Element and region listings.
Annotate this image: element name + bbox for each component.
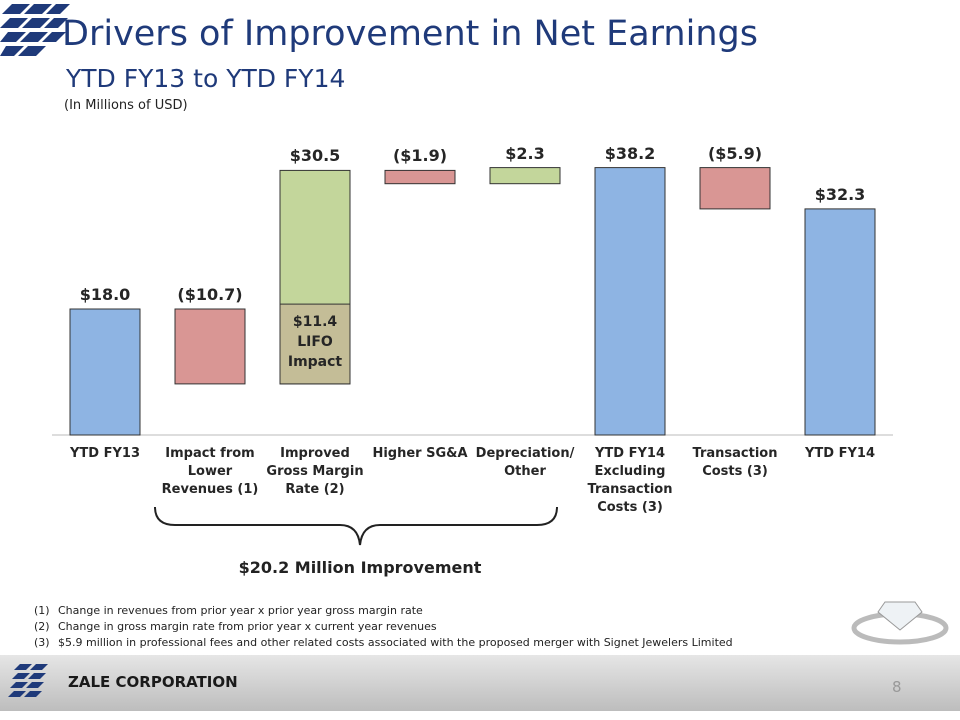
value-label: ($5.9) <box>707 143 763 163</box>
footnote-text: Change in gross margin rate from prior y… <box>58 620 437 633</box>
subtitle: YTD FY13 to YTD FY14 <box>66 64 346 93</box>
footer-band <box>0 655 960 711</box>
bar <box>699 167 771 210</box>
units-note: (In Millions of USD) <box>64 98 188 113</box>
value-label: ($1.9) <box>392 146 448 166</box>
lifo-segment <box>279 303 351 385</box>
bar <box>174 308 246 385</box>
x-tick-label: Impact from Lower Revenues (1) <box>161 446 259 497</box>
footnote-marker: (3) <box>34 636 50 649</box>
value-label: $2.3 <box>505 143 545 163</box>
bar <box>489 167 561 185</box>
brace <box>154 506 558 546</box>
value-label: ($10.7) <box>177 285 243 304</box>
x-tick-label: YTD FY14 Excluding Transaction Costs (3) <box>587 446 673 515</box>
logo <box>0 4 70 56</box>
x-tick-label: YTD FY14 <box>805 446 875 461</box>
company: ZALE CORPORATION <box>68 673 238 691</box>
bar <box>384 169 456 185</box>
footnote-text: $5.9 million in professional fees and ot… <box>58 636 733 649</box>
footer-logo <box>8 664 48 697</box>
footnote-text: Change in revenues from prior year x pri… <box>58 604 423 617</box>
bar <box>804 208 876 436</box>
x-tick-label: Higher SG&A <box>372 446 468 461</box>
footnote-marker: (1) <box>34 604 50 617</box>
title: Drivers of Improvement in Net Earnings <box>62 14 758 54</box>
value-label: $30.5 <box>289 146 341 166</box>
bar <box>69 308 141 436</box>
segment-label: $11.4 LIFO Impact <box>287 314 343 371</box>
bar <box>594 167 666 436</box>
x-tick-label: Transaction Costs (3) <box>692 446 778 479</box>
value-label: $32.3 <box>814 184 866 204</box>
x-tick-label: Improved Gross Margin Rate (2) <box>266 446 364 497</box>
x-tick-label: Depreciation/ Other <box>475 446 575 479</box>
annotation: $20.2 Million Improvement <box>238 558 482 577</box>
page-number: 8 <box>892 678 902 696</box>
x-tick-label: YTD FY13 <box>70 446 140 461</box>
ring-image <box>851 601 949 645</box>
footnote-marker: (2) <box>34 620 50 633</box>
value-label: $18.0 <box>79 285 131 304</box>
value-label: $38.2 <box>604 143 656 163</box>
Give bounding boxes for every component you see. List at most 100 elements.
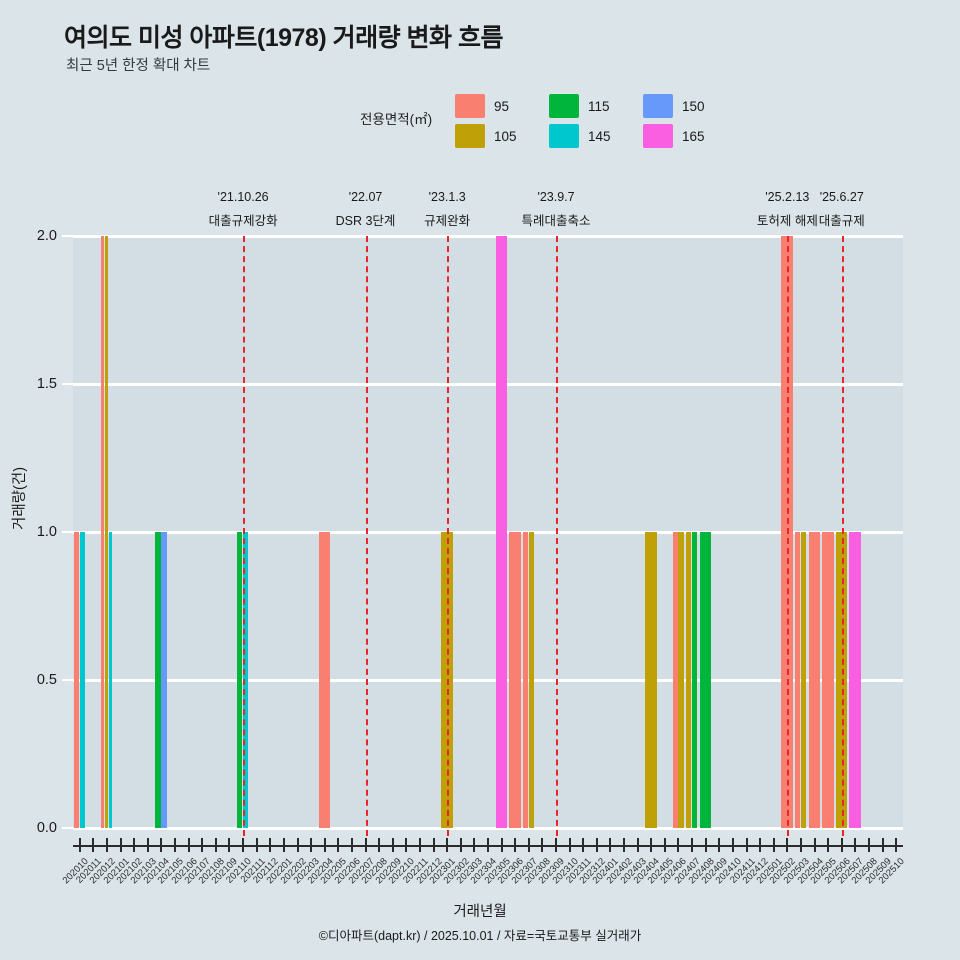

Set problem. Could you render every line of the records above as a JSON list of strings, one string per line, with blank lines and the pictures left out?

Task answer.
[
  "Annotate this image: element name + bbox for each component.",
  "value-label: ($5.9) <box>707 143 763 163</box>",
  "footnote-text: Change in gross margin rate from prior y… <box>58 620 437 633</box>",
  "subtitle: YTD FY13 to YTD FY14 <box>66 64 346 93</box>",
  "footer-band <box>0 655 960 711</box>",
  "bar <box>699 167 771 210</box>",
  "units-note: (In Millions of USD) <box>64 98 188 113</box>",
  "value-label: ($1.9) <box>392 146 448 166</box>",
  "lifo-segment <box>279 303 351 385</box>",
  "bar <box>174 308 246 385</box>",
  "x-tick-label: Impact from Lower Revenues (1) <box>161 446 259 497</box>",
  "footnote-marker: (3) <box>34 636 50 649</box>",
  "value-label: $2.3 <box>505 143 545 163</box>",
  "bar <box>489 167 561 185</box>",
  "brace <box>154 506 558 546</box>",
  "value-label: ($10.7) <box>177 285 243 304</box>",
  "x-tick-label: YTD FY14 Excluding Transaction Costs (3) <box>587 446 673 515</box>",
  "logo <box>0 4 70 56</box>",
  "x-tick-label: YTD FY14 <box>805 446 875 461</box>",
  "company: ZALE CORPORATION <box>68 673 238 691</box>",
  "bar <box>384 169 456 185</box>",
  "footnote-text: $5.9 million in professional fees and ot… <box>58 636 733 649</box>",
  "footer-logo <box>8 664 48 697</box>",
  "footnote-text: Change in revenues from prior year x pri… <box>58 604 423 617</box>",
  "bar <box>804 208 876 436</box>",
  "x-tick-label: Higher SG&A <box>372 446 468 461</box>",
  "footnote-marker: (1) <box>34 604 50 617</box>",
  "title: Drivers of Improvement in Net Earnings <box>62 14 758 54</box>",
  "value-label: $30.5 <box>289 146 341 166</box>",
  "bar <box>69 308 141 436</box>",
  "segment-label: $11.4 LIFO Impact <box>287 314 343 371</box>",
  "bar <box>594 167 666 436</box>",
  "x-tick-label: Transaction Costs (3) <box>692 446 778 479</box>",
  "value-label: $32.3 <box>814 184 866 204</box>",
  "x-tick-label: Improved Gross Margin Rate (2) <box>266 446 364 497</box>",
  "x-tick-label: Depreciation/ Other <box>475 446 575 479</box>",
  "annotation: $20.2 Million Improvement <box>238 558 482 577</box>",
  "page-number: 8 <box>892 678 902 696</box>",
  "x-tick-label: YTD FY13 <box>70 446 140 461</box>",
  "ring-image <box>851 601 949 645</box>",
  "footnote-marker: (2) <box>34 620 50 633</box>",
  "value-label: $18.0 <box>79 285 131 304</box>",
  "value-label: $38.2 <box>604 143 656 163</box>",
  "Give bounding boxes for every component you see. List at most 100 elements."
]